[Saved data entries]
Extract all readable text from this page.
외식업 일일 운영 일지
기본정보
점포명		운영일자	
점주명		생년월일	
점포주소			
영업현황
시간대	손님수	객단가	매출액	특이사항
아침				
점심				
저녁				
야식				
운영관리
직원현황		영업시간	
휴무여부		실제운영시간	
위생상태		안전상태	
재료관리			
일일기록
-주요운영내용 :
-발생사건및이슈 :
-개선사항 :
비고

• **EXERCISE PROMPT**
Extract every record and return it verbatim.

• **COMPLETED TASK**
Extract all readable text from this page.
외식업 일일 운영 일지
기본정보
점포명		운영일자	
점주명		생년월일	
점포주소			
영업현황
시간대	손님수	객단가	매출액	특이사항
아침				
점심				
저녁				
야식				
운영관리
직원현황		영업시간	
휴무여부		실제운영시간	
위생상태		안전상태	
재료관리			
일일기록
-주요운영내용 :
-발생사건및이슈 :
-개선사항 :
비고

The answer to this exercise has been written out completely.